» TASK REQUIREMENTS
Carry none of the pictures over; set down the material below exactly.
+++
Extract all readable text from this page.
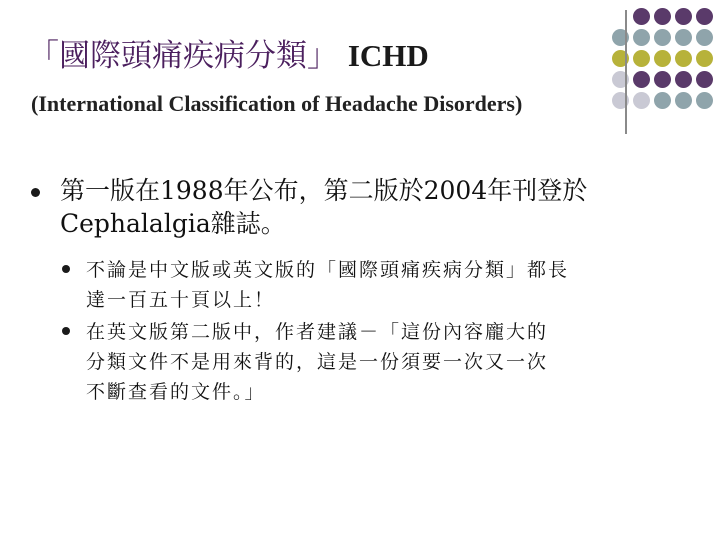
「國際頭痛疾病分類」 ICHD
(International Classification of Headache Disorders)
第一版在1988年公布，第二版於2004年刊登於
Cephalalgia雜誌。
不論是中文版或英文版的「國際頭痛疾病分類」都長
達一百五十頁以上！
在英文版第二版中，作者建議－「這份內容龐大的
分類文件不是用來背的，這是一份須要一次又一次
不斷查看的文件。」
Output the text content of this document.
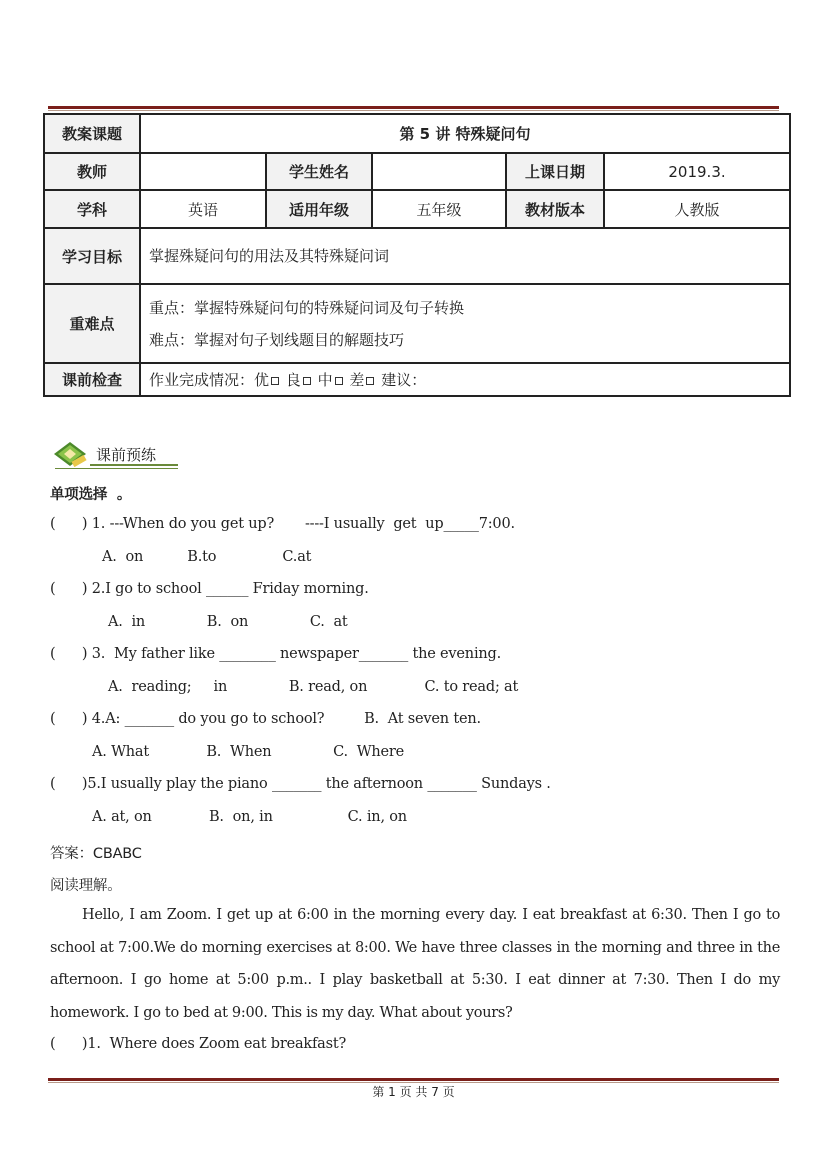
教案课题	第 5 讲 特殊疑问句				
教师		学生姓名		上课日期	2019.3.
学科	英语	适用年级	五年级	教材版本	人教版
学习目标	掌握殊疑问句的用法及其特殊疑问词				
重难点	重点：掌握特殊疑问句的特殊疑问词及句子转换
难点：掌握对句子划线题目的解题技巧				

课前检查	作业完成情况：优 良 中 差 建议：				
课前预练
单项选择  。
(      ) 1. ---When do you get up?       ----I usually  get  up_____7:00.
A.  on          B.to               C.at
(      ) 2.I go to school ______ Friday morning.
A.  in              B.  on              C.  at
(      ) 3.  My father like ________ newspaper_______ the evening.
A.  reading;     in              B. read, on             C. to read; at
(      ) 4.A: _______ do you go to school?         B.  At seven ten.
A. What             B.  When              C.  Where
(      )5.I usually play the piano _______ the afternoon _______ Sundays .
A. at, on             B.  on, in                 C. in, on
答案：CBABC
阅读理解。
Hello, I am Zoom. I get up at 6:00 in the morning every day. I eat breakfast at 6:30. Then I go to school at 7:00.We do morning exercises at 8:00. We have three classes in the morning and three in the afternoon. I go home at 5:00 p.m.. I play basketball at 5:30. I eat dinner at 7:30. Then I do my homework. I go to bed at 9:00. This is my day. What about yours?
(      )1.  Where does Zoom eat breakfast?
第 1 页 共 7 页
+++
» SOLUTION TO THIS EXERCISE
Extract all readable text from this page.
「國際頭痛疾病分類」 ICHD
(International Classification of Headache Disorders)
第一版在1988年公布，第二版於2004年刊登於
Cephalalgia雜誌。
不論是中文版或英文版的「國際頭痛疾病分類」都長
達一百五十頁以上！
在英文版第二版中，作者建議－「這份內容龐大的
分類文件不是用來背的，這是一份須要一次又一次
不斷查看的文件。」
Output the text content of this document.
教案课题	第 5 讲 特殊疑问句				
教师		学生姓名		上课日期	2019.3.
学科	英语	适用年级	五年级	教材版本	人教版
学习目标	掌握殊疑问句的用法及其特殊疑问词				
重难点	重点：掌握特殊疑问句的特殊疑问词及句子转换
难点：掌握对句子划线题目的解题技巧				

课前检查	作业完成情况：优 良 中 差 建议：				
课前预练
单项选择  。
(      ) 1. ---When do you get up?       ----I usually  get  up_____7:00.
A.  on          B.to               C.at
(      ) 2.I go to school ______ Friday morning.
A.  in              B.  on              C.  at
(      ) 3.  My father like ________ newspaper_______ the evening.
A.  reading;     in              B. read, on             C. to read; at
(      ) 4.A: _______ do you go to school?         B.  At seven ten.
A. What             B.  When              C.  Where
(      )5.I usually play the piano _______ the afternoon _______ Sundays .
A. at, on             B.  on, in                 C. in, on
答案：CBABC
阅读理解。
Hello, I am Zoom. I get up at 6:00 in the morning every day. I eat breakfast at 6:30. Then I go to school at 7:00.We do morning exercises at 8:00. We have three classes in the morning and three in the afternoon. I go home at 5:00 p.m.. I play basketball at 5:30. I eat dinner at 7:30. Then I do my homework. I go to bed at 9:00. This is my day. What about yours?
(      )1.  Where does Zoom eat breakfast?
第 1 页 共 7 页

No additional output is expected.